> _AIM OF THE EXERCISE_
Using the WPA decryption text below, explain in one to three sentences why entering the correct WPA passphrase does not let CommView for WiFi decrypt traffic immediately.

Understanding WPA Decryption

As it has been mentioned throughout this product's documentation, CommView for WiFi is capable of decrypting WEP- and WPA/WPA2-encrypted network traffic on the fly. To take full advantage of this functionality, you should have a good understanding of the underlying cryptographic principles.

WEP (Wired Equivalent Privacy) is a mechanism used to provide data security in wireless networks. WEP allows the administrator to define a set of keys (or just one key) for the WLAN. These keys are shared among the clients and access points and are used for encrypting data before it is transmitted. If a client does not have the correct WEP key, it cannot decrypt the received packets or send data to other clients, which prevents unauthorized network access and eavesdropping. WEP decryption is rather straightforward as long as you have the correct key. WEP is a static and stateless encryption system, which means that once you have entered the correct key in the WEP/WPA Keys dialog, CommView for WiFi will be immediately able to decrypt packets.

WPA (Wi-Fi Protected Access) came as a replacement for the less secure WEP standard. WPA addresses many of WEP's security and privacy concerns, significantly increasing the level of data protection and access control for WLANs. Unlike WEP, WPA is a dynamic encryption system that uses rekeying, unique per-station keys, and a number of other measures to improve security. WPA features two modes, PSK (Pre-Shared Key) and Enterprise, which differ in a number of ways. CommView for WiFi supports decryption of WPA in PSK mode.

Given the dynamic nature of WPA encryption, knowing the WPA passphrase alone does not allow you to decrypt traffic immediately after entering the correct passphrase. To be able to decrypt WPA-encrypted traffic, CommView for WiFi must be running and capturing packets during the key exchange phase (key exchange is carried out using the EAPOL protocol). It is important that all of the EAPOL key exchange packets be successfully captured. A damaged or missing EAPOL packet will make it impossible for CommView for WiFi to decrypt packets that will be sent to/from the given station, and capturing the next EAPOL conversation between the AP and station may be required. This is an important distinction in the way WEP and WPA traffic is decrypted.

> _AVAILABLE DATA_
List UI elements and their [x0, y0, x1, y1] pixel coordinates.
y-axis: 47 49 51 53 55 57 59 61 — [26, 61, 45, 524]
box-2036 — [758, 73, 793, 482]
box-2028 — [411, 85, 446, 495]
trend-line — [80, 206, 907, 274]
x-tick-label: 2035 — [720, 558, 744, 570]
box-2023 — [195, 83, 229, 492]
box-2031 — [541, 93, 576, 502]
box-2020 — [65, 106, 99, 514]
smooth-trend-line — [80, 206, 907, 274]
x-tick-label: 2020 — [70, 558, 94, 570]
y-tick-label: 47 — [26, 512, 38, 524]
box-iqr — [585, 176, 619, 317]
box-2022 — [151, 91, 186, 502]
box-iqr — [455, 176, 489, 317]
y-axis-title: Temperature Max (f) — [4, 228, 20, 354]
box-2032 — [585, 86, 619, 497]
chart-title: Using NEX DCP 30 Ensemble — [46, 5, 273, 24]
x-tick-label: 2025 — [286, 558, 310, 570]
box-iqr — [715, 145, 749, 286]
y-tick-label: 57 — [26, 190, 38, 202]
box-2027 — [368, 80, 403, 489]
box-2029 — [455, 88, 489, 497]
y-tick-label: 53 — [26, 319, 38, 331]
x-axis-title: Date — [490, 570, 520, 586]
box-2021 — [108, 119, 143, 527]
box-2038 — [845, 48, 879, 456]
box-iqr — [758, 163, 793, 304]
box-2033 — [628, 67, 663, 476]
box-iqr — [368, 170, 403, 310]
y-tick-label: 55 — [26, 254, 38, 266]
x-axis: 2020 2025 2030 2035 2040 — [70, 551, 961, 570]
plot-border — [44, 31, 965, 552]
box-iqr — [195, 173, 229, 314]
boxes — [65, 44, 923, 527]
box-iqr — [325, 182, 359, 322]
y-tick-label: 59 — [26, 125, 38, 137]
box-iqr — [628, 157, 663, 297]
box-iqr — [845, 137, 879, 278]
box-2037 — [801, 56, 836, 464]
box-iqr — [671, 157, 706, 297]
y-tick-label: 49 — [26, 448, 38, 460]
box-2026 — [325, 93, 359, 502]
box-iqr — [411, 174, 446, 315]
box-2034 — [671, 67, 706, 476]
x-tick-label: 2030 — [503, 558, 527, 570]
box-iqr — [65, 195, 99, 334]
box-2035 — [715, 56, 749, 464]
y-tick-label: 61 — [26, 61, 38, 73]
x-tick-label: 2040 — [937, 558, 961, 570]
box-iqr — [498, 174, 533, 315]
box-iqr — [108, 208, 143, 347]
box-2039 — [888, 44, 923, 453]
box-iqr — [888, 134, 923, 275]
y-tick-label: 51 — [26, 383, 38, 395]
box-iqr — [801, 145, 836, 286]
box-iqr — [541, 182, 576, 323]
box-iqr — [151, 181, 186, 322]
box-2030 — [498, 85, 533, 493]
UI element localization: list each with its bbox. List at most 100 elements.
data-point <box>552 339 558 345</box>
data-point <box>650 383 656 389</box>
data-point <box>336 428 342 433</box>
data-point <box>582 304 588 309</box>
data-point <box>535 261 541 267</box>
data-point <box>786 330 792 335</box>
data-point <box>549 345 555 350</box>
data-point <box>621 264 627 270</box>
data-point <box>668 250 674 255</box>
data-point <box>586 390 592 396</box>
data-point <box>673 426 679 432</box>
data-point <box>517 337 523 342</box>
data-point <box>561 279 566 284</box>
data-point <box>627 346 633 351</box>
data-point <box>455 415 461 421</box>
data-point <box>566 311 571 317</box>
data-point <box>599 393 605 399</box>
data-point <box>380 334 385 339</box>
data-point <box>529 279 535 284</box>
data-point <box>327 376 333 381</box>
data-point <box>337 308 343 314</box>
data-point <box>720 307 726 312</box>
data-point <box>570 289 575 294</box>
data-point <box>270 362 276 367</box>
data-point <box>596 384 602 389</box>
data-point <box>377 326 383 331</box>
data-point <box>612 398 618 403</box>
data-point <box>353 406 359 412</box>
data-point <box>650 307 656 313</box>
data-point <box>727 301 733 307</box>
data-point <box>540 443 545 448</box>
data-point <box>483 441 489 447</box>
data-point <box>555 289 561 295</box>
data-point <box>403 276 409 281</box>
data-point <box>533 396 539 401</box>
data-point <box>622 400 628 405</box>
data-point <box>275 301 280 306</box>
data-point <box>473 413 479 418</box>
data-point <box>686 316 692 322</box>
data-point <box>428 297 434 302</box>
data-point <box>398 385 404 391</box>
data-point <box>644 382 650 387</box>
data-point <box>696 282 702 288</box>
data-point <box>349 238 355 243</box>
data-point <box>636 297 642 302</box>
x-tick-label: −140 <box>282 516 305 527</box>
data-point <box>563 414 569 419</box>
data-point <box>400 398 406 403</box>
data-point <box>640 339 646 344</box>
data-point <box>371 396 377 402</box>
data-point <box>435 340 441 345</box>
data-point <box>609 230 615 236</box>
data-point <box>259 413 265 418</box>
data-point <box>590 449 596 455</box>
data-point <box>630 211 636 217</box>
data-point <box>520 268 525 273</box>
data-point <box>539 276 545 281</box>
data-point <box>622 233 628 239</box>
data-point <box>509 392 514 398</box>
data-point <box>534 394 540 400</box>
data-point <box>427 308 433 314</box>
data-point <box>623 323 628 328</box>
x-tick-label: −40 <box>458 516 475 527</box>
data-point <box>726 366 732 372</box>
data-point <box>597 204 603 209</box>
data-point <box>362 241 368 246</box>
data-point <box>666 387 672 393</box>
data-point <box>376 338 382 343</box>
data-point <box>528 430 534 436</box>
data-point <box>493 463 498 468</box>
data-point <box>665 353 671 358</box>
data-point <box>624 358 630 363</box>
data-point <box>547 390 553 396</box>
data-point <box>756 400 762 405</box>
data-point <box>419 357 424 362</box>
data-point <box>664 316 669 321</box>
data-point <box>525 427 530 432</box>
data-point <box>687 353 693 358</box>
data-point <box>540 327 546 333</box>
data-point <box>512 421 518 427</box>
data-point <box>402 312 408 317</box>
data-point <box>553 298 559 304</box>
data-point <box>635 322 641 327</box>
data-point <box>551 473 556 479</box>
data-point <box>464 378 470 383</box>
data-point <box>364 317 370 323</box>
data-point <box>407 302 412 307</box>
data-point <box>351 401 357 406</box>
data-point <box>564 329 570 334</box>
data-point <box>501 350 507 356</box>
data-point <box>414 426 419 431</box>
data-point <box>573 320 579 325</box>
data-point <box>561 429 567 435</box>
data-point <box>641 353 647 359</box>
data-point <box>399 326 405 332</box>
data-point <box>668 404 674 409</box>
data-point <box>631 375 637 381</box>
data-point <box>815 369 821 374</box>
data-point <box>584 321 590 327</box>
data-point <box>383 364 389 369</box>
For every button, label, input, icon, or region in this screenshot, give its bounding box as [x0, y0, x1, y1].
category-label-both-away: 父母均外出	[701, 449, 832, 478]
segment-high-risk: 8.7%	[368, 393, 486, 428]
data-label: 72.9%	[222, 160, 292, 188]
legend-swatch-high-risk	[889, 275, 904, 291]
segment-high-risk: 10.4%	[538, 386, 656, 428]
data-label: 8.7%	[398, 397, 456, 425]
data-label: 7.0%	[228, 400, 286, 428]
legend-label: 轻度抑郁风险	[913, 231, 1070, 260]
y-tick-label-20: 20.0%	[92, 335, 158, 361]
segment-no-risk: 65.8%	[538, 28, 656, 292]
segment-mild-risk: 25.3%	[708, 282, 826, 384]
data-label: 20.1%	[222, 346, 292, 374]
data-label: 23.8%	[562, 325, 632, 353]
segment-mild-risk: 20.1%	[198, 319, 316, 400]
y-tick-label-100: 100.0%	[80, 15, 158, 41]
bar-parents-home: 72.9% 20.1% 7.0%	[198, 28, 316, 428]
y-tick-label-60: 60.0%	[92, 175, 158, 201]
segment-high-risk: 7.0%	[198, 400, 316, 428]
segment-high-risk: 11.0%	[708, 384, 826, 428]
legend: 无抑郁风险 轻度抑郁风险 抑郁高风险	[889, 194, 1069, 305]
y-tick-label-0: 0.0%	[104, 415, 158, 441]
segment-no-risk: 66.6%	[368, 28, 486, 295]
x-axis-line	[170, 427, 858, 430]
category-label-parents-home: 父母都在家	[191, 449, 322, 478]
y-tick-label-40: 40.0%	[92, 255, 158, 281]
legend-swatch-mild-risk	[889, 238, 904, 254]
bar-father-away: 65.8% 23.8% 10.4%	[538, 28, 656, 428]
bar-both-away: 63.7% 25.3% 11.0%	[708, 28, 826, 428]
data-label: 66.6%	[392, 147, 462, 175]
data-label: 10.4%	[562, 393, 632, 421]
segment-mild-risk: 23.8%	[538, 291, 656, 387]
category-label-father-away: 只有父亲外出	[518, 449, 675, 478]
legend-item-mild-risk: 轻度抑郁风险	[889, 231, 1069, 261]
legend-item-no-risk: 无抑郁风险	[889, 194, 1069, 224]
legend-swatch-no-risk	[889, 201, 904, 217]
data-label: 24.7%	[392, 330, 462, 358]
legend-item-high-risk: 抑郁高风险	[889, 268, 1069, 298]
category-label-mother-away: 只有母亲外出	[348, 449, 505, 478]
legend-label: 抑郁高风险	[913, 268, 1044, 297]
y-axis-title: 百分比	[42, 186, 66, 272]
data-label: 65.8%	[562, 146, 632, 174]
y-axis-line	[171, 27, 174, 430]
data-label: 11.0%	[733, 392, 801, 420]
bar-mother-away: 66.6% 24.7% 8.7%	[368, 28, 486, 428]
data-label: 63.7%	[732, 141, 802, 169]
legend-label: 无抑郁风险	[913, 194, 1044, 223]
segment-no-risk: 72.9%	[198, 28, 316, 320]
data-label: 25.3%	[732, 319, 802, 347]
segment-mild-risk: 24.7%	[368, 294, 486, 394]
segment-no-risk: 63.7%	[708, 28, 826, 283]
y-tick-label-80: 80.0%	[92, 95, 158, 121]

> _SOLUTION TO THIS EXERCISE_
WPA is a dynamic encryption system, so the passphrase alone is not enough. CommView for WiFi must be running and capturing packets during the key exchange phase, which uses the EAPOL protocol. All EAPOL key exchange packets must be captured, because a damaged or missing one makes it impossible to decrypt packets sent to or from that station.